■ Challenge
For each line in the data below that holds "structured", return a copy.

(Data entries for graphics)
____________________
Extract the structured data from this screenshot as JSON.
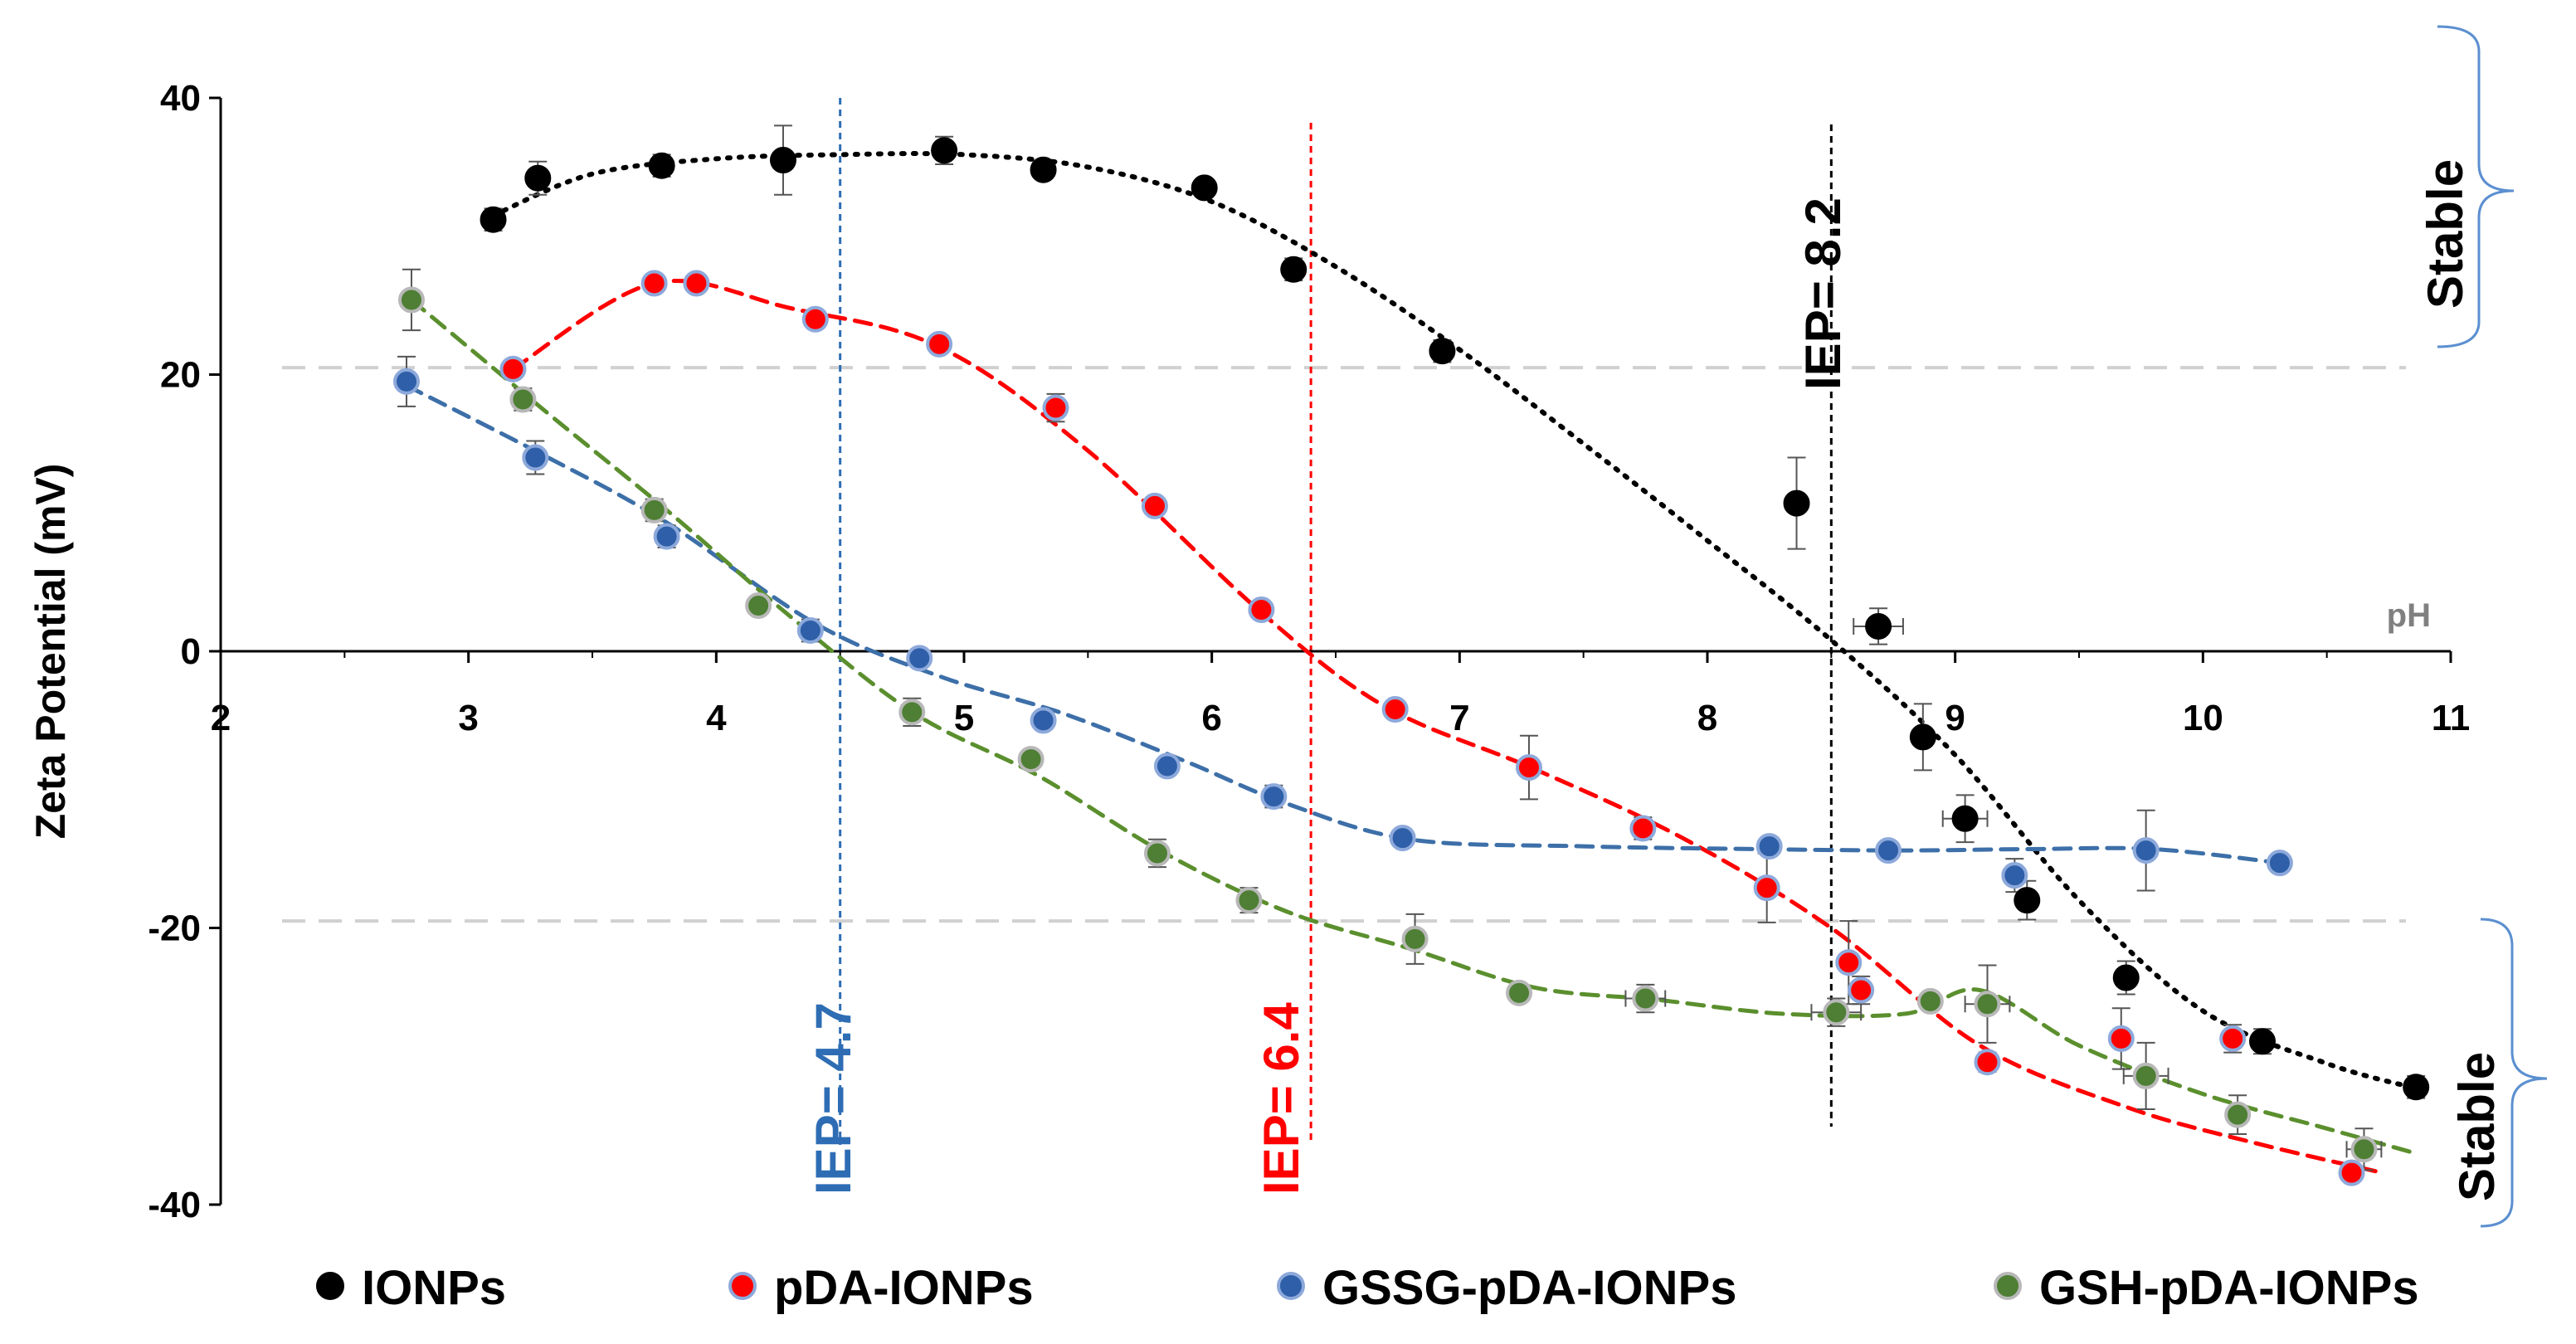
{
  "chart_data": {
    "type": "scatter",
    "ylabel": "Zeta Potential (mV)",
    "xlabel": "pH",
    "xlim": [
      2,
      11
    ],
    "ylim": [
      -40,
      40
    ],
    "x_ticks": [
      2,
      3,
      4,
      5,
      6,
      7,
      8,
      9,
      10,
      11
    ],
    "y_ticks": [
      -40,
      -20,
      0,
      20,
      40
    ],
    "x_tick_labels": [
      "2",
      "3",
      "4",
      "5",
      "6",
      "7",
      "8",
      "9",
      "10",
      "11"
    ],
    "y_tick_labels": [
      "-40",
      "-20",
      "0",
      "20",
      "40"
    ],
    "stability_thresholds": [
      20.5,
      -19.5
    ],
    "stable_labels": [
      "Stable",
      "Stable"
    ],
    "iep_markers": [
      {
        "label": "IEP= 4.7",
        "x": 4.5,
        "color": "#2E6DB4"
      },
      {
        "label": "IEP= 6.4",
        "x": 6.4,
        "color": "#FF0000"
      },
      {
        "label": "IEP= 8.2",
        "x": 8.5,
        "color": "#000000"
      }
    ],
    "series": [
      {
        "name": "IONPs",
        "color": "#000000",
        "edge": "#000000",
        "line_style": "dotted",
        "x": [
          3.1,
          3.28,
          3.78,
          4.27,
          4.92,
          5.32,
          5.97,
          6.33,
          6.93,
          8.36,
          8.69,
          8.87,
          9.04,
          9.29,
          9.69,
          10.24,
          10.86
        ],
        "y": [
          31.2,
          34.2,
          35.1,
          35.5,
          36.2,
          34.8,
          33.5,
          27.6,
          21.7,
          10.7,
          1.8,
          -6.2,
          -12.1,
          -18.0,
          -23.6,
          -28.2,
          -31.5
        ],
        "yerr": [
          0.8,
          1.2,
          0.8,
          2.5,
          1.0,
          0.6,
          0.6,
          0.8,
          0.8,
          3.3,
          1.3,
          2.4,
          1.7,
          1.4,
          1.2,
          0.9,
          0.8
        ],
        "xerr": [
          0,
          0,
          0,
          0,
          0,
          0,
          0,
          0,
          0,
          0,
          0.1,
          0,
          0.09,
          0,
          0,
          0,
          0
        ],
        "fit_x": [
          3.1,
          3.5,
          4.0,
          4.5,
          5.0,
          5.5,
          6.0,
          6.5,
          7.0,
          7.5,
          8.0,
          8.5,
          9.0,
          9.5,
          10.0,
          10.5,
          10.86
        ],
        "fit_y": [
          31.5,
          34.5,
          35.6,
          35.9,
          35.9,
          35.0,
          32.5,
          27.8,
          21.8,
          15.0,
          8.0,
          0.8,
          -7.5,
          -18.0,
          -26.0,
          -29.8,
          -31.6
        ]
      },
      {
        "name": "pDA-IONPs",
        "color": "#FF0000",
        "edge": "#8DA9DB",
        "line_style": "dashed",
        "x": [
          3.18,
          3.75,
          3.92,
          4.4,
          4.9,
          5.37,
          5.77,
          6.2,
          6.74,
          7.28,
          7.74,
          8.24,
          8.57,
          8.62,
          9.13,
          9.67,
          10.12,
          10.6
        ],
        "y": [
          20.4,
          26.6,
          26.6,
          24.0,
          22.2,
          17.6,
          10.5,
          3.0,
          -4.2,
          -8.4,
          -12.8,
          -17.1,
          -22.5,
          -24.5,
          -29.7,
          -28.0,
          -28.0,
          -37.7
        ],
        "yerr": [
          0.5,
          0.3,
          0.3,
          0.4,
          0.5,
          1.0,
          0.4,
          0.4,
          0.5,
          2.3,
          0.8,
          2.5,
          3.0,
          1.0,
          0.7,
          2.2,
          1.0,
          0.5
        ],
        "xerr": [
          0,
          0,
          0,
          0,
          0,
          0,
          0,
          0,
          0,
          0,
          0,
          0,
          0,
          0,
          0,
          0,
          0,
          0
        ],
        "fit_x": [
          3.18,
          3.75,
          4.3,
          4.9,
          5.5,
          6.2,
          6.7,
          7.3,
          7.9,
          8.5,
          9.1,
          9.7,
          10.2,
          10.7
        ],
        "fit_y": [
          20.4,
          26.6,
          24.8,
          22.0,
          14.5,
          2.8,
          -4.0,
          -8.5,
          -13.5,
          -20.0,
          -28.5,
          -33.0,
          -35.5,
          -37.6
        ]
      },
      {
        "name": "GSSG-pDA-IONPs",
        "color": "#2E5FA8",
        "edge": "#8DA9DB",
        "line_style": "dashed",
        "x": [
          2.75,
          3.27,
          3.8,
          4.38,
          4.82,
          5.32,
          5.82,
          6.25,
          6.77,
          8.25,
          8.73,
          9.24,
          9.77,
          10.31
        ],
        "y": [
          19.5,
          14.0,
          8.3,
          1.5,
          -0.5,
          -5.0,
          -8.3,
          -10.5,
          -13.5,
          -14.1,
          -14.4,
          -16.2,
          -14.4,
          -15.3
        ],
        "yerr": [
          1.8,
          1.2,
          0.8,
          0.8,
          0.3,
          0.3,
          0.3,
          0.8,
          0.4,
          0.3,
          0.3,
          1.2,
          2.9,
          0.3
        ],
        "xerr": [
          0,
          0,
          0,
          0,
          0,
          0,
          0,
          0,
          0,
          0,
          0,
          0,
          0,
          0
        ],
        "fit_x": [
          2.75,
          3.3,
          3.8,
          4.4,
          4.9,
          5.4,
          5.9,
          6.3,
          6.8,
          7.5,
          8.2,
          8.8,
          9.3,
          9.8,
          10.31
        ],
        "fit_y": [
          19.2,
          14.2,
          9.3,
          2.0,
          -1.8,
          -4.5,
          -8.0,
          -11.0,
          -13.6,
          -14.1,
          -14.3,
          -14.4,
          -14.3,
          -14.3,
          -15.3
        ]
      },
      {
        "name": "GSH-pDA-IONPs",
        "color": "#4E7F34",
        "edge": "#B8B8B8",
        "line_style": "dashed",
        "x": [
          2.77,
          3.22,
          3.75,
          4.17,
          4.79,
          5.27,
          5.78,
          6.15,
          6.82,
          7.24,
          7.75,
          8.52,
          8.9,
          9.13,
          9.77,
          10.14,
          10.65
        ],
        "y": [
          25.4,
          18.2,
          10.2,
          3.3,
          -4.4,
          -7.8,
          -14.6,
          -18.0,
          -20.8,
          -24.7,
          -25.1,
          -26.1,
          -25.3,
          -25.5,
          -30.7,
          -33.5,
          -36.0
        ],
        "yerr": [
          2.2,
          0.8,
          0.8,
          0.4,
          1.0,
          0.6,
          1.0,
          0.9,
          1.8,
          0.5,
          1.0,
          1.0,
          0.6,
          2.8,
          2.4,
          1.4,
          1.5
        ],
        "xerr": [
          0,
          0,
          0,
          0,
          0,
          0,
          0,
          0,
          0,
          0,
          0.08,
          0.1,
          0,
          0.09,
          0.09,
          0,
          0.07
        ],
        "fit_x": [
          2.77,
          3.3,
          3.8,
          4.3,
          4.8,
          5.3,
          5.8,
          6.3,
          6.8,
          7.3,
          7.8,
          8.3,
          8.8,
          9.1,
          9.5,
          10.0,
          10.5,
          10.86
        ],
        "fit_y": [
          25.4,
          17.5,
          10.2,
          2.5,
          -4.5,
          -9.0,
          -14.5,
          -18.8,
          -21.5,
          -24.3,
          -25.2,
          -26.2,
          -26.2,
          -24.5,
          -28.5,
          -32.0,
          -34.5,
          -36.3
        ]
      }
    ]
  }
}
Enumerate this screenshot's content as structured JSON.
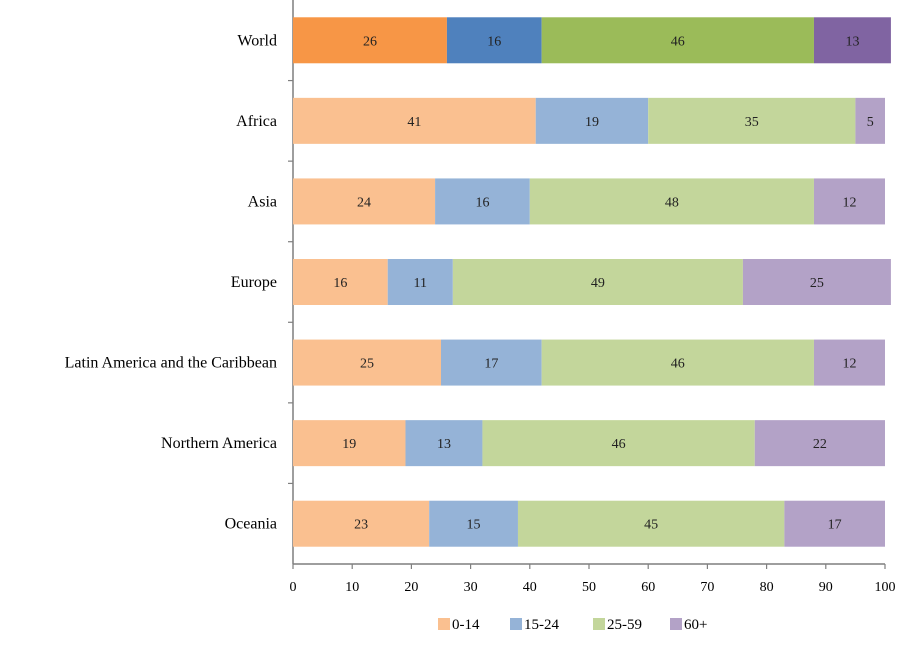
{
  "chart_data": {
    "type": "bar",
    "orientation": "horizontal",
    "stacked": true,
    "categories": [
      "World",
      "Africa",
      "Asia",
      "Europe",
      "Latin America and the Caribbean",
      "Northern America",
      "Oceania"
    ],
    "series": [
      {
        "name": "0-14",
        "values": [
          26,
          41,
          24,
          16,
          25,
          19,
          23
        ],
        "color": "#fac090",
        "highlight_color": "#f79646"
      },
      {
        "name": "15-24",
        "values": [
          16,
          19,
          16,
          11,
          17,
          13,
          15
        ],
        "color": "#95b3d7",
        "highlight_color": "#4f81bd"
      },
      {
        "name": "25-59",
        "values": [
          46,
          35,
          48,
          49,
          46,
          46,
          45
        ],
        "color": "#c3d69b",
        "highlight_color": "#9bbb59"
      },
      {
        "name": "60+",
        "values": [
          13,
          5,
          12,
          25,
          12,
          22,
          17
        ],
        "color": "#b3a2c7",
        "highlight_color": "#8064a2"
      }
    ],
    "highlighted_category": "World",
    "xlim": [
      0,
      100
    ],
    "xticks": [
      0,
      10,
      20,
      30,
      40,
      50,
      60,
      70,
      80,
      90,
      100
    ],
    "grid": false,
    "legend_position": "bottom"
  }
}
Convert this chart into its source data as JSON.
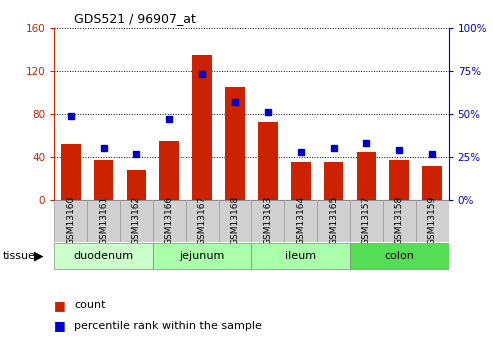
{
  "title": "GDS521 / 96907_at",
  "samples": [
    "GSM13160",
    "GSM13161",
    "GSM13162",
    "GSM13166",
    "GSM13167",
    "GSM13168",
    "GSM13163",
    "GSM13164",
    "GSM13165",
    "GSM13157",
    "GSM13158",
    "GSM13159"
  ],
  "counts": [
    52,
    37,
    28,
    55,
    135,
    105,
    72,
    35,
    35,
    45,
    37,
    32
  ],
  "percentiles": [
    49,
    30,
    27,
    47,
    73,
    57,
    51,
    28,
    30,
    33,
    29,
    27
  ],
  "bar_color": "#cc2200",
  "dot_color": "#0000cc",
  "ylim_left": [
    0,
    160
  ],
  "ylim_right": [
    0,
    100
  ],
  "yticks_left": [
    0,
    40,
    80,
    120,
    160
  ],
  "yticks_right": [
    0,
    25,
    50,
    75,
    100
  ],
  "tissue_groups": [
    {
      "label": "duodenum",
      "start": 0,
      "end": 2,
      "color": "#ccffcc"
    },
    {
      "label": "jejunum",
      "start": 3,
      "end": 5,
      "color": "#aaffaa"
    },
    {
      "label": "ileum",
      "start": 6,
      "end": 8,
      "color": "#aaffaa"
    },
    {
      "label": "colon",
      "start": 9,
      "end": 11,
      "color": "#55dd55"
    }
  ],
  "legend_count_label": "count",
  "legend_pct_label": "percentile rank within the sample",
  "xticklabel_bg": "#d0d0d0",
  "xticklabel_edge": "#999999"
}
____________________
■ Finished exercise
Extract the structured data from this screenshot as JSON.
Enumerate this screenshot's content as structured JSON.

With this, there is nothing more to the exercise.